# Exercise:
Give the data again, word for word.

--- begin ---

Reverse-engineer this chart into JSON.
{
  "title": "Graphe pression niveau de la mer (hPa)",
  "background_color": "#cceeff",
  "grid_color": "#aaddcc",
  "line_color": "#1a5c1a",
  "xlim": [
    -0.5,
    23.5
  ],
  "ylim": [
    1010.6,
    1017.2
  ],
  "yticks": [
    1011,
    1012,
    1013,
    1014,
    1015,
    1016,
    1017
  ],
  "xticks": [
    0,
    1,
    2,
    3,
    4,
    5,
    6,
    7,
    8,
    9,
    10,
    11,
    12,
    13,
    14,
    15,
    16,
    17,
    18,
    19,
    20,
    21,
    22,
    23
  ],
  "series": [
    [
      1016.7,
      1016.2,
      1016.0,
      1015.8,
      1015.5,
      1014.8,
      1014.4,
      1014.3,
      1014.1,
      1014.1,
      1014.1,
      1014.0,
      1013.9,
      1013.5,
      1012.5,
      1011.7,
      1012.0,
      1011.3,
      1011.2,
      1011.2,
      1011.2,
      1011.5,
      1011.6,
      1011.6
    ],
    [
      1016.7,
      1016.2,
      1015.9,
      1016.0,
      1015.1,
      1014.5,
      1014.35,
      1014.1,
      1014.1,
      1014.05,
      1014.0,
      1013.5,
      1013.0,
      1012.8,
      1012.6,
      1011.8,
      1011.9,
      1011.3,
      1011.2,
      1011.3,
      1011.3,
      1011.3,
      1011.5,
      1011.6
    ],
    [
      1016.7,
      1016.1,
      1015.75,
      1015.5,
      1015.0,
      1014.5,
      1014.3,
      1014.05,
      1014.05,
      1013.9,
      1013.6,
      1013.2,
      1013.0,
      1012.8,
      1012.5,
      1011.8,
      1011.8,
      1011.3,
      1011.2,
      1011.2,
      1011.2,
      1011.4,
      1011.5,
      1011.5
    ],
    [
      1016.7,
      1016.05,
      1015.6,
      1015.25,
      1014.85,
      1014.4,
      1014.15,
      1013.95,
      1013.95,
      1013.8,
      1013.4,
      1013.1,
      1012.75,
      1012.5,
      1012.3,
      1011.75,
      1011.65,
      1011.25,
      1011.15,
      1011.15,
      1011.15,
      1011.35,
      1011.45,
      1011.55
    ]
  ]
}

--- end ---

# Exercise result:
Reverse-engineer this chart into JSON.
{
  "title": "Graphe pression niveau de la mer (hPa)",
  "background_color": "#cceeff",
  "grid_color": "#aaddcc",
  "line_color": "#1a5c1a",
  "xlim": [
    -0.5,
    23.5
  ],
  "ylim": [
    1010.6,
    1017.2
  ],
  "yticks": [
    1011,
    1012,
    1013,
    1014,
    1015,
    1016,
    1017
  ],
  "xticks": [
    0,
    1,
    2,
    3,
    4,
    5,
    6,
    7,
    8,
    9,
    10,
    11,
    12,
    13,
    14,
    15,
    16,
    17,
    18,
    19,
    20,
    21,
    22,
    23
  ],
  "series": [
    [
      1016.7,
      1016.2,
      1016.0,
      1015.8,
      1015.5,
      1014.8,
      1014.4,
      1014.3,
      1014.1,
      1014.1,
      1014.1,
      1014.0,
      1013.9,
      1013.5,
      1012.5,
      1011.7,
      1012.0,
      1011.3,
      1011.2,
      1011.2,
      1011.2,
      1011.5,
      1011.6,
      1011.6
    ],
    [
      1016.7,
      1016.2,
      1015.9,
      1016.0,
      1015.1,
      1014.5,
      1014.35,
      1014.1,
      1014.1,
      1014.05,
      1014.0,
      1013.5,
      1013.0,
      1012.8,
      1012.6,
      1011.8,
      1011.9,
      1011.3,
      1011.2,
      1011.3,
      1011.3,
      1011.3,
      1011.5,
      1011.6
    ],
    [
      1016.7,
      1016.1,
      1015.75,
      1015.5,
      1015.0,
      1014.5,
      1014.3,
      1014.05,
      1014.05,
      1013.9,
      1013.6,
      1013.2,
      1013.0,
      1012.8,
      1012.5,
      1011.8,
      1011.8,
      1011.3,
      1011.2,
      1011.2,
      1011.2,
      1011.4,
      1011.5,
      1011.5
    ],
    [
      1016.7,
      1016.05,
      1015.6,
      1015.25,
      1014.85,
      1014.4,
      1014.15,
      1013.95,
      1013.95,
      1013.8,
      1013.4,
      1013.1,
      1012.75,
      1012.5,
      1012.3,
      1011.75,
      1011.65,
      1011.25,
      1011.15,
      1011.15,
      1011.15,
      1011.35,
      1011.45,
      1011.55
    ]
  ]
}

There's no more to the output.